[Layout coordinate data]
------------------------------------------------------------------------

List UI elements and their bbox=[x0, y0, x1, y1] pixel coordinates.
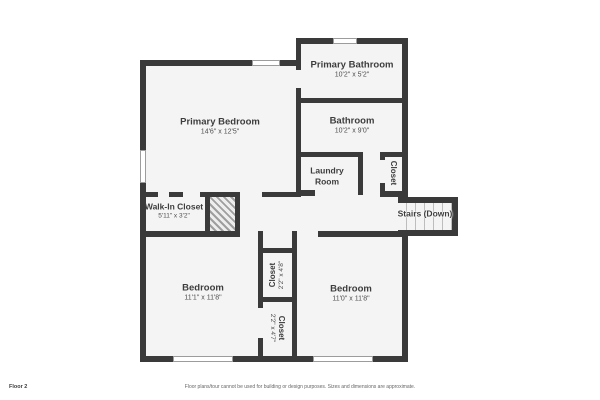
room-name: Primary Bedroom bbox=[180, 117, 260, 129]
wall bbox=[380, 183, 385, 191]
hatched-shaft bbox=[210, 197, 235, 231]
room-label-closet-bottom: Closet 2'2" x 4'7" bbox=[268, 314, 286, 342]
wall bbox=[380, 191, 408, 197]
window bbox=[140, 150, 146, 183]
room-label-closet-top: Closet 2'2" x 4'8" bbox=[268, 261, 286, 289]
wall bbox=[258, 338, 263, 356]
room-label-hall-closet: Closet bbox=[388, 161, 398, 185]
room-dimensions: 11'1" x 11'8" bbox=[184, 295, 221, 304]
wall bbox=[296, 152, 362, 157]
room-label-bathroom: Bathroom 10'2" x 9'0" bbox=[330, 116, 375, 137]
room-name: Closet bbox=[388, 161, 398, 185]
room-name: Primary Bathroom bbox=[311, 60, 394, 72]
room-dimensions: 2'2" x 4'7" bbox=[268, 314, 276, 342]
room-name: Laundry Room bbox=[301, 165, 353, 186]
room-dimensions: 14'6" x 12'5" bbox=[201, 129, 239, 138]
disclaimer-text: Floor plans/tour cannot be used for buil… bbox=[0, 384, 600, 390]
room-name: Bathroom bbox=[330, 116, 375, 128]
room-name: Closet bbox=[268, 263, 278, 287]
wall bbox=[358, 152, 363, 195]
room-label-stairs: Stairs (Down) bbox=[398, 209, 453, 220]
window bbox=[313, 356, 373, 362]
wall bbox=[402, 230, 408, 362]
wall bbox=[380, 152, 385, 160]
wall bbox=[169, 192, 183, 197]
floor-plan-canvas: Primary Bedroom 14'6" x 12'5" Primary Ba… bbox=[0, 0, 600, 400]
window bbox=[252, 60, 280, 66]
room-name: Stairs (Down) bbox=[398, 209, 453, 220]
room-dimensions: 11'0" x 11'8" bbox=[332, 296, 369, 305]
wall bbox=[258, 297, 297, 302]
window bbox=[173, 356, 233, 362]
wall bbox=[296, 98, 408, 103]
room-dimensions: 10'2" x 9'0" bbox=[335, 128, 370, 137]
wall bbox=[258, 248, 297, 253]
wall bbox=[318, 231, 402, 237]
room-label-bedroom-left: Bedroom 11'1" x 11'8" bbox=[182, 283, 224, 304]
room-name: Walk-In Closet bbox=[145, 202, 203, 213]
room-label-laundry-room: Laundry Room bbox=[301, 165, 353, 186]
room-label-primary-bathroom: Primary Bathroom 10'2" x 5'2" bbox=[311, 60, 394, 81]
room-label-bedroom-right: Bedroom 11'0" x 11'8" bbox=[330, 284, 372, 305]
wall bbox=[398, 230, 458, 236]
room-dimensions: 10'2" x 5'2" bbox=[335, 72, 370, 81]
room-dimensions: 5'11" x 3'2" bbox=[158, 212, 190, 220]
wall bbox=[140, 192, 158, 197]
wall bbox=[262, 192, 301, 197]
wall bbox=[140, 231, 240, 237]
window bbox=[333, 38, 357, 44]
room-name: Bedroom bbox=[330, 284, 372, 296]
room-dimensions: 2'2" x 4'8" bbox=[278, 261, 286, 289]
wall bbox=[296, 44, 301, 70]
room-name: Bedroom bbox=[182, 283, 224, 295]
room-label-primary-bedroom: Primary Bedroom 14'6" x 12'5" bbox=[180, 117, 260, 138]
wall bbox=[402, 38, 408, 203]
room-label-walk-in-closet: Walk-In Closet 5'11" x 3'2" bbox=[145, 202, 203, 221]
wall bbox=[381, 152, 408, 157]
room-name: Closet bbox=[276, 316, 286, 340]
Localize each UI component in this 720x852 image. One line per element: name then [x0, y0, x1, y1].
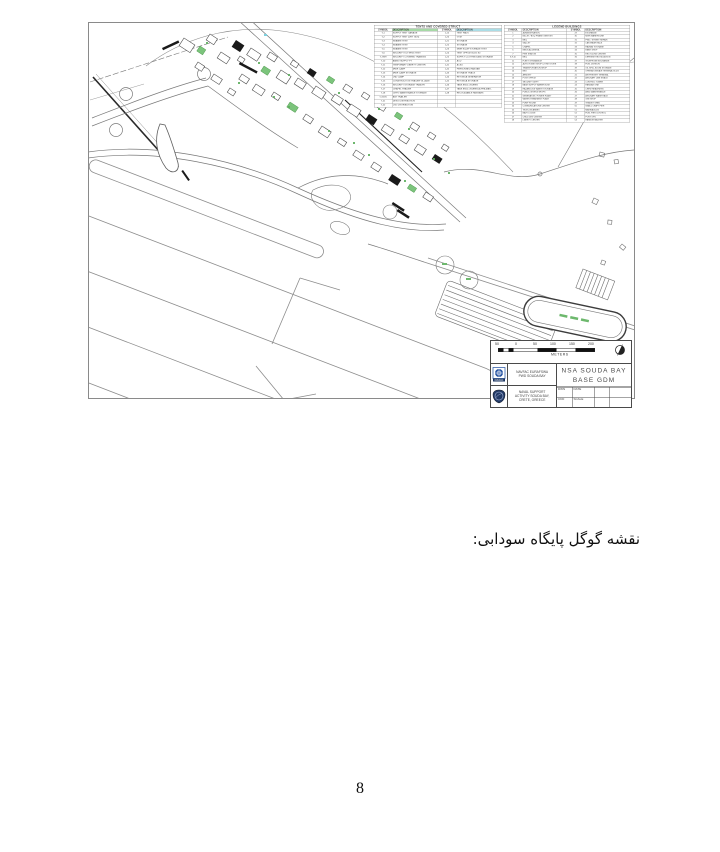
legend-cell: 54	[567, 119, 585, 122]
persian-caption: نقشه گوگل پایگاه سودابی:	[280, 530, 640, 548]
north-arrow-icon	[614, 344, 626, 356]
legend-cell	[456, 103, 502, 107]
org-line: PWD SOUDA BAY	[519, 375, 546, 379]
legend-cell: LIBERTY CENTER	[522, 119, 567, 122]
org-navfac-text: NAVFAC EURAFSWA PWD SOUDA BAY	[508, 364, 556, 386]
site-plan-figure: TENTS AND COVERED STRUCT SYMBOL DESCRIPT…	[88, 22, 635, 408]
page-number: 8	[0, 780, 720, 798]
navfac-logo: NAVFAC	[491, 364, 507, 386]
legend-cell: HARBOR MASTER	[585, 119, 630, 122]
org-nsa-text: NAVAL SUPPORT ACTIVITY SOUDA BAY, CRETE,…	[508, 386, 556, 407]
scale-tick: 150	[569, 343, 575, 347]
legend-row: 28LIBERTY CENTER54HARBOR MASTER	[504, 119, 630, 122]
title-block: 50 0 50 100 150 200 METERS	[490, 340, 632, 408]
field-dwn: DWN	[557, 387, 572, 397]
drawing-title: NSA SOUDA BAY BASE GDM	[557, 364, 631, 387]
svg-text:NAVFAC: NAVFAC	[495, 379, 504, 382]
scale-tick: 200	[588, 343, 594, 347]
scale-unit-label: METERS	[551, 353, 569, 357]
legend-cell: T-22	[374, 103, 392, 107]
scale-tick: 50	[495, 343, 499, 347]
drawing-title-line2: BASE GDM	[573, 375, 615, 384]
scale-tick: 50	[533, 343, 537, 347]
scale-tick: 100	[550, 343, 556, 347]
legend-table-buildings: LEGEND BUILDINGS SYMBOL DESCRIPTION SYMB…	[504, 25, 630, 122]
field-blank	[594, 397, 609, 407]
field-blank	[609, 387, 631, 397]
field-blank	[609, 397, 631, 407]
drawing-title-line1: NSA SOUDA BAY	[562, 366, 627, 375]
document-page: { "page": { "caption_rtl": "نقشه گوگل پا…	[0, 0, 720, 852]
nsa-crest-logo	[491, 386, 507, 407]
legend-cell: 28	[504, 119, 522, 122]
field-scale: SCALE	[572, 397, 594, 407]
scale-tick: 0	[515, 343, 517, 347]
legend-cell	[438, 103, 456, 107]
legend-row: T-22LSO DISTRIBUTION	[374, 103, 502, 107]
legend-table-tents: TENTS AND COVERED STRUCT SYMBOL DESCRIPT…	[374, 25, 502, 107]
org-line: CRETE, GREECE	[519, 399, 546, 403]
legend-cell: LSO DISTRIBUTION	[392, 103, 438, 107]
title-block-fields: DWN DATE CKD SCALE	[557, 387, 631, 407]
scale-bar: 50 0 50 100 150 200 METERS	[491, 341, 631, 364]
field-blank	[594, 387, 609, 397]
scale-bar-graphic	[498, 348, 595, 352]
field-ckd: CKD	[557, 397, 572, 407]
field-date: DATE	[572, 387, 594, 397]
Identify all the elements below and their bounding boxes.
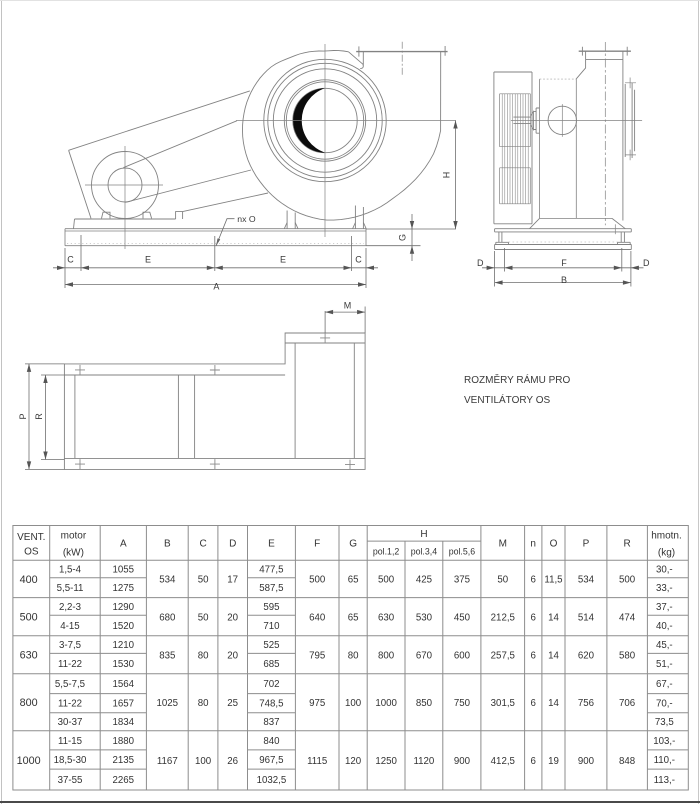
svg-text:80: 80 [198,698,209,709]
svg-text:11-22: 11-22 [58,659,82,670]
svg-text:595: 595 [263,602,279,613]
svg-text:G: G [398,234,408,241]
svg-text:M: M [344,301,352,311]
svg-text:67,-: 67,- [656,679,673,690]
svg-text:840: 840 [263,736,280,747]
svg-text:2,2-3: 2,2-3 [59,602,81,613]
svg-text:motor: motor [61,530,87,541]
svg-text:600: 600 [454,650,471,661]
svg-text:400: 400 [20,574,38,586]
svg-text:702: 702 [263,679,279,690]
svg-text:2135: 2135 [113,755,135,766]
svg-text:257,5: 257,5 [491,650,515,661]
svg-text:474: 474 [619,612,636,623]
svg-text:680: 680 [159,612,176,623]
svg-text:25: 25 [227,698,238,709]
svg-text:630: 630 [20,650,38,662]
svg-text:477,5: 477,5 [259,565,283,576]
svg-text:nx O: nx O [237,214,256,224]
svg-text:1275: 1275 [113,583,135,594]
svg-text:100: 100 [345,698,362,709]
svg-text:80: 80 [198,650,209,661]
svg-text:R: R [34,413,44,420]
svg-text:3-7,5: 3-7,5 [59,640,81,651]
svg-text:301,5: 301,5 [491,698,515,709]
svg-text:hmotn.: hmotn. [651,530,682,541]
svg-text:425: 425 [416,575,432,586]
svg-text:1250: 1250 [375,756,397,767]
svg-text:30,-: 30,- [656,565,673,576]
svg-text:1210: 1210 [113,640,135,651]
svg-text:18,5-30: 18,5-30 [54,755,87,766]
svg-text:525: 525 [263,640,279,651]
svg-text:ROZMĚRY RÁMU PRO: ROZMĚRY RÁMU PRO [464,373,571,386]
svg-text:750: 750 [454,698,471,709]
svg-text:835: 835 [159,650,175,661]
svg-text:A: A [120,539,127,550]
svg-text:D: D [229,539,236,550]
svg-text:534: 534 [578,575,595,586]
svg-text:G: G [349,539,357,550]
svg-text:795: 795 [309,650,325,661]
svg-text:VENTILÁTORY OS: VENTILÁTORY OS [464,393,550,406]
svg-text:VENT.: VENT. [17,532,45,543]
svg-text:1000: 1000 [17,755,41,767]
svg-text:800: 800 [378,650,395,661]
svg-text:500: 500 [619,575,636,586]
svg-text:11-22: 11-22 [58,699,82,710]
svg-text:pol.1,2: pol.1,2 [373,547,400,557]
svg-text:1055: 1055 [113,565,135,576]
svg-text:587,5: 587,5 [259,583,283,594]
svg-text:14: 14 [548,650,559,661]
svg-text:P: P [583,539,590,550]
svg-text:848: 848 [619,756,635,767]
svg-text:D: D [643,258,650,268]
svg-text:F: F [314,539,320,550]
svg-text:50: 50 [497,575,508,586]
svg-text:65: 65 [348,612,359,623]
svg-text:26: 26 [227,756,238,767]
svg-text:6: 6 [531,756,536,767]
svg-text:n: n [530,539,536,550]
svg-text:14: 14 [548,612,559,623]
svg-text:1,5-4: 1,5-4 [59,565,82,576]
svg-text:11-15: 11-15 [58,736,82,747]
svg-text:pol.3,4: pol.3,4 [411,547,438,557]
svg-text:1167: 1167 [157,756,178,767]
svg-text:748,5: 748,5 [259,699,283,710]
svg-text:6: 6 [531,612,536,623]
svg-text:120: 120 [345,756,362,767]
svg-text:212,5: 212,5 [491,612,515,623]
svg-text:70,-: 70,- [656,699,673,710]
svg-text:O: O [550,539,558,550]
svg-text:967,5: 967,5 [259,755,283,766]
svg-text:80: 80 [348,650,359,661]
svg-text:685: 685 [263,659,279,670]
svg-text:A: A [213,282,219,292]
svg-text:(kW): (kW) [63,548,84,559]
svg-text:14: 14 [548,698,559,709]
svg-text:110,-: 110,- [654,755,675,766]
svg-text:50: 50 [198,612,209,623]
svg-text:M: M [499,539,507,550]
svg-text:412,5: 412,5 [491,756,515,767]
svg-text:50: 50 [198,575,209,586]
svg-text:11,5: 11,5 [544,575,562,586]
svg-text:5,5-11: 5,5-11 [57,583,84,594]
svg-text:20: 20 [227,650,238,661]
svg-text:4-15: 4-15 [60,621,79,632]
svg-text:6: 6 [531,698,536,709]
svg-text:E: E [268,539,275,550]
svg-text:1834: 1834 [113,717,135,728]
svg-text:800: 800 [20,697,38,709]
svg-text:500: 500 [20,612,38,624]
svg-text:40,-: 40,- [656,621,673,632]
svg-text:1657: 1657 [113,699,135,710]
svg-text:534: 534 [159,575,176,586]
svg-text:30-37: 30-37 [58,717,83,728]
svg-text:900: 900 [454,756,471,767]
svg-text:(kg): (kg) [658,547,675,558]
svg-text:65: 65 [348,575,359,586]
svg-text:D: D [477,258,484,268]
svg-text:100: 100 [195,756,212,767]
svg-text:37,-: 37,- [656,602,673,613]
svg-text:670: 670 [416,650,433,661]
svg-text:1032,5: 1032,5 [257,775,287,786]
svg-text:P: P [18,413,28,419]
svg-text:B: B [164,539,171,550]
svg-text:45,-: 45,- [656,640,673,651]
svg-text:710: 710 [263,621,280,632]
svg-text:1000: 1000 [375,698,397,709]
svg-text:6: 6 [531,650,536,661]
svg-text:R: R [623,539,630,550]
svg-text:640: 640 [309,612,326,623]
svg-text:C: C [355,255,362,265]
svg-text:5,5-7,5: 5,5-7,5 [55,679,85,690]
svg-text:1564: 1564 [113,679,135,690]
svg-text:OS: OS [24,547,39,558]
svg-text:630: 630 [378,612,395,623]
svg-text:B: B [561,275,567,285]
svg-text:1520: 1520 [113,621,135,632]
svg-text:850: 850 [416,698,433,709]
svg-text:H: H [442,172,452,179]
svg-text:530: 530 [416,612,433,623]
svg-text:73,5: 73,5 [655,717,674,728]
svg-text:756: 756 [578,698,594,709]
svg-text:1025: 1025 [157,698,179,709]
svg-text:900: 900 [578,756,595,767]
svg-text:C: C [199,539,206,550]
svg-text:E: E [280,255,286,265]
svg-text:1530: 1530 [113,659,135,670]
svg-text:620: 620 [578,650,595,661]
svg-text:C: C [67,255,74,265]
svg-text:500: 500 [378,575,395,586]
svg-text:20: 20 [227,612,238,623]
svg-text:51,-: 51,- [656,659,673,670]
svg-text:19: 19 [548,756,559,767]
svg-text:580: 580 [619,650,636,661]
svg-text:E: E [145,255,151,265]
svg-text:37-55: 37-55 [58,775,83,786]
svg-text:514: 514 [578,612,595,623]
svg-text:1880: 1880 [113,736,135,747]
svg-text:2265: 2265 [113,775,135,786]
svg-text:500: 500 [309,575,326,586]
svg-text:1115: 1115 [307,756,327,767]
svg-text:837: 837 [263,717,279,728]
svg-text:103,-: 103,- [653,736,675,747]
svg-text:F: F [561,258,567,268]
svg-text:H: H [420,529,427,540]
svg-text:375: 375 [454,575,470,586]
svg-text:6: 6 [531,575,536,586]
svg-text:17: 17 [227,575,238,586]
svg-text:pol.5,6: pol.5,6 [449,547,476,557]
svg-text:1120: 1120 [413,756,434,767]
svg-text:450: 450 [454,612,471,623]
svg-text:33,-: 33,- [656,583,673,594]
svg-text:113,-: 113,- [654,775,675,786]
svg-text:975: 975 [309,698,325,709]
svg-text:706: 706 [619,698,635,709]
svg-text:1290: 1290 [113,602,135,613]
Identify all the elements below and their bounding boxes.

------------------------------------------------------------------------

■ Work to complete: Reproduce the lines verbatim, starting at the line that contains "119, 585, 122]" and ending at the line that contains "103, 456, 107]".

■ Full solution:
legend-cell: 54	[567, 119, 585, 122]
persian-caption: نقشه گوگل پایگاه سودابی:	[280, 530, 640, 548]
north-arrow-icon	[614, 344, 626, 356]
legend-cell	[456, 103, 502, 107]
org-line: PWD SOUDA BAY	[519, 375, 546, 379]
legend-cell: LIBERTY CENTER	[522, 119, 567, 122]
org-navfac-text: NAVFAC EURAFSWA PWD SOUDA BAY	[508, 364, 556, 386]
site-plan-figure: TENTS AND COVERED STRUCT SYMBOL DESCRIPT…	[88, 22, 635, 408]
page-number: 8	[0, 780, 720, 798]
navfac-logo: NAVFAC	[491, 364, 507, 386]
legend-cell: HARBOR MASTER	[585, 119, 630, 122]
org-nsa-text: NAVAL SUPPORT ACTIVITY SOUDA BAY, CRETE,…	[508, 386, 556, 407]
scale-tick: 150	[569, 343, 575, 347]
legend-row: 28LIBERTY CENTER54HARBOR MASTER	[504, 119, 630, 122]
title-block: 50 0 50 100 150 200 METERS	[490, 340, 632, 408]
field-dwn: DWN	[557, 387, 572, 397]
drawing-title: NSA SOUDA BAY BASE GDM	[557, 364, 631, 387]
svg-text:NAVFAC: NAVFAC	[495, 379, 504, 382]
scale-tick: 200	[588, 343, 594, 347]
scale-unit-label: METERS	[551, 353, 569, 357]
legend-cell: T-22	[374, 103, 392, 107]
scale-tick: 50	[495, 343, 499, 347]
drawing-title-line2: BASE GDM	[573, 375, 615, 384]
scale-tick: 50	[533, 343, 537, 347]
scale-tick: 100	[550, 343, 556, 347]
legend-table-buildings: LEGEND BUILDINGS SYMBOL DESCRIPTION SYMB…	[504, 25, 630, 122]
field-blank	[594, 397, 609, 407]
field-blank	[609, 387, 631, 397]
field-blank	[609, 397, 631, 407]
drawing-title-line1: NSA SOUDA BAY	[562, 366, 627, 375]
document-page: { "page": { "caption_rtl": "نقشه گوگل پا…	[0, 0, 720, 852]
nsa-crest-logo	[491, 386, 507, 407]
legend-cell: 28	[504, 119, 522, 122]
field-scale: SCALE	[572, 397, 594, 407]
scale-tick: 0	[515, 343, 517, 347]
legend-cell	[438, 103, 456, 107]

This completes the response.